[start Data for this exercise]
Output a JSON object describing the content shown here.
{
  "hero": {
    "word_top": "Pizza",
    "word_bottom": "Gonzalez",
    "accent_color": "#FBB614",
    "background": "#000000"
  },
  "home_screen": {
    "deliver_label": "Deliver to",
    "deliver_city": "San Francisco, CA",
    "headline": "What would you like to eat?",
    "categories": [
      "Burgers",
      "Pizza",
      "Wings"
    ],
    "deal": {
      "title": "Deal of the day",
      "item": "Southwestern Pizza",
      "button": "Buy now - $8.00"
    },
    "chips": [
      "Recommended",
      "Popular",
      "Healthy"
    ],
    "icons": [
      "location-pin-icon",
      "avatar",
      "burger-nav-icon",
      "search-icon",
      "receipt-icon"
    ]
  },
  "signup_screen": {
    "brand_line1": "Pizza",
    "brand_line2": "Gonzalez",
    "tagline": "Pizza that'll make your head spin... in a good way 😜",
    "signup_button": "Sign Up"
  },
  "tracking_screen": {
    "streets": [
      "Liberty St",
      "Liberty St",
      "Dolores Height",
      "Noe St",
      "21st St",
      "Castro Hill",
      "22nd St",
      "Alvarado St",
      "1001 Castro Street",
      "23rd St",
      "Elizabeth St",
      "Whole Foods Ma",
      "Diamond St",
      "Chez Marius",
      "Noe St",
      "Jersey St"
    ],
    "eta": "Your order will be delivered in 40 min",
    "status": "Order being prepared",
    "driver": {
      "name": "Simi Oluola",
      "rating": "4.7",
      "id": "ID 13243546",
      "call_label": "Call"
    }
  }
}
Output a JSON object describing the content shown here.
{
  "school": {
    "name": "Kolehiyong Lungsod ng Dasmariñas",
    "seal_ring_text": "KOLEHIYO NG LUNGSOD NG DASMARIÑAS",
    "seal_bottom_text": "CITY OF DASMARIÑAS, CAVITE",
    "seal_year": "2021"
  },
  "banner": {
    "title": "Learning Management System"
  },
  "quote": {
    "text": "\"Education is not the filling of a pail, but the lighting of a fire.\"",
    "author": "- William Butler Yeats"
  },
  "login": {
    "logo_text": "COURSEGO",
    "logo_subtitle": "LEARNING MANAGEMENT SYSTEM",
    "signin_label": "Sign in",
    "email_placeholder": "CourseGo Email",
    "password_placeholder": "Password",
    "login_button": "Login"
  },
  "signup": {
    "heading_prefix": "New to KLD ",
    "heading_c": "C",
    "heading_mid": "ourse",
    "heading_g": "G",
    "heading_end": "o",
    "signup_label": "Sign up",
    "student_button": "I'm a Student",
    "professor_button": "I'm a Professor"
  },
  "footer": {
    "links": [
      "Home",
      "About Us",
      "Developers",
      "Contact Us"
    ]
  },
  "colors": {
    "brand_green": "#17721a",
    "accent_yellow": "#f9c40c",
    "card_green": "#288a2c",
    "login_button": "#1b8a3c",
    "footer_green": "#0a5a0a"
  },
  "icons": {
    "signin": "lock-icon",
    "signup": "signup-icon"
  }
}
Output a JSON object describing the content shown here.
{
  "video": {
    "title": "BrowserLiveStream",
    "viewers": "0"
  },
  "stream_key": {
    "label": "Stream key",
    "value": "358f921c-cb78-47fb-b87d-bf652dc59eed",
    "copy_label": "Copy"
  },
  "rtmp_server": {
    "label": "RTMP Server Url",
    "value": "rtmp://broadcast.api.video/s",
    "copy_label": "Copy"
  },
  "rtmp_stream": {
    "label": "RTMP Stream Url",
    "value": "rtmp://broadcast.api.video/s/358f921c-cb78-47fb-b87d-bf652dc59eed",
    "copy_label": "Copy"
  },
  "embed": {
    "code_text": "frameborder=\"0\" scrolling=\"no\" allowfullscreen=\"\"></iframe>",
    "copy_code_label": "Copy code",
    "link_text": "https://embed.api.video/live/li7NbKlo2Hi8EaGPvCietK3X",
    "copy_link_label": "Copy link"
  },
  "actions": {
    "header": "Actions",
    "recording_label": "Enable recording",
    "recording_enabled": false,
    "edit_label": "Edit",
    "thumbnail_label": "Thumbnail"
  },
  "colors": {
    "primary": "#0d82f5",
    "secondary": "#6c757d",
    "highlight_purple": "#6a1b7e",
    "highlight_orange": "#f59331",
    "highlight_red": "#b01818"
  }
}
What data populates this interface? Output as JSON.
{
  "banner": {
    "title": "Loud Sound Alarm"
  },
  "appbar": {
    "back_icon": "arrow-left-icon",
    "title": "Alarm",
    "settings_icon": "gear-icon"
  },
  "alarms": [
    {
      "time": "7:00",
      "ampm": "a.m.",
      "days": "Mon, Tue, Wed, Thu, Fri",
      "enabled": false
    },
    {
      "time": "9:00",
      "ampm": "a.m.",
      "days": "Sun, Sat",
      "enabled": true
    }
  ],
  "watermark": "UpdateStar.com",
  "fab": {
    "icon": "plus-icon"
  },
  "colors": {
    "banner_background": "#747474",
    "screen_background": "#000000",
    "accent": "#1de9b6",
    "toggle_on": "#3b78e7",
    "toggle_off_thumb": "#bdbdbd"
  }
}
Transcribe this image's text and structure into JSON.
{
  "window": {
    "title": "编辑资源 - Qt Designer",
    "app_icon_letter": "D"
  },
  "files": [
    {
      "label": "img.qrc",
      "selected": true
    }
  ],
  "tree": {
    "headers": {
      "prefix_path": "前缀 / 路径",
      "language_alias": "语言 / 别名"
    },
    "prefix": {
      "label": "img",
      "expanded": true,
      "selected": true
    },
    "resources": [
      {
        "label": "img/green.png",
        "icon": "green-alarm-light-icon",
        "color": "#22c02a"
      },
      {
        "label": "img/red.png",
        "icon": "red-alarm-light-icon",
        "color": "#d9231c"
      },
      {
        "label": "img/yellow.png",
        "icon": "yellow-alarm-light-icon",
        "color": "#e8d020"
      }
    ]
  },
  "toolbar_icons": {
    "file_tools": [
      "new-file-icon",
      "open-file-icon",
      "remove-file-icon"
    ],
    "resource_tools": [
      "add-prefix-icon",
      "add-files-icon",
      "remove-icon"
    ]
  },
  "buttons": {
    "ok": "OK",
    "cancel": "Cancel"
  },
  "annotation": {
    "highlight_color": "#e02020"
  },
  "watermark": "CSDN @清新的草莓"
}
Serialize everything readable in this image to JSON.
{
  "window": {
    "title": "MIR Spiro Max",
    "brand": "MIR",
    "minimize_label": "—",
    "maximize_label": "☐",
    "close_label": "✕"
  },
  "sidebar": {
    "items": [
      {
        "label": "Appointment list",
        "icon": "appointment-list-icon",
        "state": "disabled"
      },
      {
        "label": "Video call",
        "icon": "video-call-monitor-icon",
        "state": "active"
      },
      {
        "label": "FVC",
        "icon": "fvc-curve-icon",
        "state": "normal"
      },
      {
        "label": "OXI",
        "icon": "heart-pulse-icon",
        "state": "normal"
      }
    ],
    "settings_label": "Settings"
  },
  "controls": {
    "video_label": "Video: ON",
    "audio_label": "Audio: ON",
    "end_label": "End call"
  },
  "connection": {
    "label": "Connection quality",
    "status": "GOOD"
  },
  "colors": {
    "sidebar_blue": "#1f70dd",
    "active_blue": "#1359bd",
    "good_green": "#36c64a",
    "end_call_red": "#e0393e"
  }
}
[end Data for this exercise]
» **Written instruction**: Copy out the data shown above without altering anything.

» **Full solution**:
Output a JSON object describing the content shown here.
{
  "hero": {
    "word_top": "Pizza",
    "word_bottom": "Gonzalez",
    "accent_color": "#FBB614",
    "background": "#000000"
  },
  "home_screen": {
    "deliver_label": "Deliver to",
    "deliver_city": "San Francisco, CA",
    "headline": "What would you like to eat?",
    "categories": [
      "Burgers",
      "Pizza",
      "Wings"
    ],
    "deal": {
      "title": "Deal of the day",
      "item": "Southwestern Pizza",
      "button": "Buy now - $8.00"
    },
    "chips": [
      "Recommended",
      "Popular",
      "Healthy"
    ],
    "icons": [
      "location-pin-icon",
      "avatar",
      "burger-nav-icon",
      "search-icon",
      "receipt-icon"
    ]
  },
  "signup_screen": {
    "brand_line1": "Pizza",
    "brand_line2": "Gonzalez",
    "tagline": "Pizza that'll make your head spin... in a good way 😜",
    "signup_button": "Sign Up"
  },
  "tracking_screen": {
    "streets": [
      "Liberty St",
      "Liberty St",
      "Dolores Height",
      "Noe St",
      "21st St",
      "Castro Hill",
      "22nd St",
      "Alvarado St",
      "1001 Castro Street",
      "23rd St",
      "Elizabeth St",
      "Whole Foods Ma",
      "Diamond St",
      "Chez Marius",
      "Noe St",
      "Jersey St"
    ],
    "eta": "Your order will be delivered in 40 min",
    "status": "Order being prepared",
    "driver": {
      "name": "Simi Oluola",
      "rating": "4.7",
      "id": "ID 13243546",
      "call_label": "Call"
    }
  }
}
Output a JSON object describing the content shown here.
{
  "school": {
    "name": "Kolehiyong Lungsod ng Dasmariñas",
    "seal_ring_text": "KOLEHIYO NG LUNGSOD NG DASMARIÑAS",
    "seal_bottom_text": "CITY OF DASMARIÑAS, CAVITE",
    "seal_year": "2021"
  },
  "banner": {
    "title": "Learning Management System"
  },
  "quote": {
    "text": "\"Education is not the filling of a pail, but the lighting of a fire.\"",
    "author": "- William Butler Yeats"
  },
  "login": {
    "logo_text": "COURSEGO",
    "logo_subtitle": "LEARNING MANAGEMENT SYSTEM",
    "signin_label": "Sign in",
    "email_placeholder": "CourseGo Email",
    "password_placeholder": "Password",
    "login_button": "Login"
  },
  "signup": {
    "heading_prefix": "New to KLD ",
    "heading_c": "C",
    "heading_mid": "ourse",
    "heading_g": "G",
    "heading_end": "o",
    "signup_label": "Sign up",
    "student_button": "I'm a Student",
    "professor_button": "I'm a Professor"
  },
  "footer": {
    "links": [
      "Home",
      "About Us",
      "Developers",
      "Contact Us"
    ]
  },
  "colors": {
    "brand_green": "#17721a",
    "accent_yellow": "#f9c40c",
    "card_green": "#288a2c",
    "login_button": "#1b8a3c",
    "footer_green": "#0a5a0a"
  },
  "icons": {
    "signin": "lock-icon",
    "signup": "signup-icon"
  }
}
Output a JSON object describing the content shown here.
{
  "video": {
    "title": "BrowserLiveStream",
    "viewers": "0"
  },
  "stream_key": {
    "label": "Stream key",
    "value": "358f921c-cb78-47fb-b87d-bf652dc59eed",
    "copy_label": "Copy"
  },
  "rtmp_server": {
    "label": "RTMP Server Url",
    "value": "rtmp://broadcast.api.video/s",
    "copy_label": "Copy"
  },
  "rtmp_stream": {
    "label": "RTMP Stream Url",
    "value": "rtmp://broadcast.api.video/s/358f921c-cb78-47fb-b87d-bf652dc59eed",
    "copy_label": "Copy"
  },
  "embed": {
    "code_text": "frameborder=\"0\" scrolling=\"no\" allowfullscreen=\"\"></iframe>",
    "copy_code_label": "Copy code",
    "link_text": "https://embed.api.video/live/li7NbKlo2Hi8EaGPvCietK3X",
    "copy_link_label": "Copy link"
  },
  "actions": {
    "header": "Actions",
    "recording_label": "Enable recording",
    "recording_enabled": false,
    "edit_label": "Edit",
    "thumbnail_label": "Thumbnail"
  },
  "colors": {
    "primary": "#0d82f5",
    "secondary": "#6c757d",
    "highlight_purple": "#6a1b7e",
    "highlight_orange": "#f59331",
    "highlight_red": "#b01818"
  }
}
What data populates this interface? Output as JSON.
{
  "banner": {
    "title": "Loud Sound Alarm"
  },
  "appbar": {
    "back_icon": "arrow-left-icon",
    "title": "Alarm",
    "settings_icon": "gear-icon"
  },
  "alarms": [
    {
      "time": "7:00",
      "ampm": "a.m.",
      "days": "Mon, Tue, Wed, Thu, Fri",
      "enabled": false
    },
    {
      "time": "9:00",
      "ampm": "a.m.",
      "days": "Sun, Sat",
      "enabled": true
    }
  ],
  "watermark": "UpdateStar.com",
  "fab": {
    "icon": "plus-icon"
  },
  "colors": {
    "banner_background": "#747474",
    "screen_background": "#000000",
    "accent": "#1de9b6",
    "toggle_on": "#3b78e7",
    "toggle_off_thumb": "#bdbdbd"
  }
}
Transcribe this image's text and structure into JSON.
{
  "window": {
    "title": "编辑资源 - Qt Designer",
    "app_icon_letter": "D"
  },
  "files": [
    {
      "label": "img.qrc",
      "selected": true
    }
  ],
  "tree": {
    "headers": {
      "prefix_path": "前缀 / 路径",
      "language_alias": "语言 / 别名"
    },
    "prefix": {
      "label": "img",
      "expanded": true,
      "selected": true
    },
    "resources": [
      {
        "label": "img/green.png",
        "icon": "green-alarm-light-icon",
        "color": "#22c02a"
      },
      {
        "label": "img/red.png",
        "icon": "red-alarm-light-icon",
        "color": "#d9231c"
      },
      {
        "label": "img/yellow.png",
        "icon": "yellow-alarm-light-icon",
        "color": "#e8d020"
      }
    ]
  },
  "toolbar_icons": {
    "file_tools": [
      "new-file-icon",
      "open-file-icon",
      "remove-file-icon"
    ],
    "resource_tools": [
      "add-prefix-icon",
      "add-files-icon",
      "remove-icon"
    ]
  },
  "buttons": {
    "ok": "OK",
    "cancel": "Cancel"
  },
  "annotation": {
    "highlight_color": "#e02020"
  },
  "watermark": "CSDN @清新的草莓"
}
Serialize everything readable in this image to JSON.
{
  "window": {
    "title": "MIR Spiro Max",
    "brand": "MIR",
    "minimize_label": "—",
    "maximize_label": "☐",
    "close_label": "✕"
  },
  "sidebar": {
    "items": [
      {
        "label": "Appointment list",
        "icon": "appointment-list-icon",
        "state": "disabled"
      },
      {
        "label": "Video call",
        "icon": "video-call-monitor-icon",
        "state": "active"
      },
      {
        "label": "FVC",
        "icon": "fvc-curve-icon",
        "state": "normal"
      },
      {
        "label": "OXI",
        "icon": "heart-pulse-icon",
        "state": "normal"
      }
    ],
    "settings_label": "Settings"
  },
  "controls": {
    "video_label": "Video: ON",
    "audio_label": "Audio: ON",
    "end_label": "End call"
  },
  "connection": {
    "label": "Connection quality",
    "status": "GOOD"
  },
  "colors": {
    "sidebar_blue": "#1f70dd",
    "active_blue": "#1359bd",
    "good_green": "#36c64a",
    "end_call_red": "#e0393e"
  }
}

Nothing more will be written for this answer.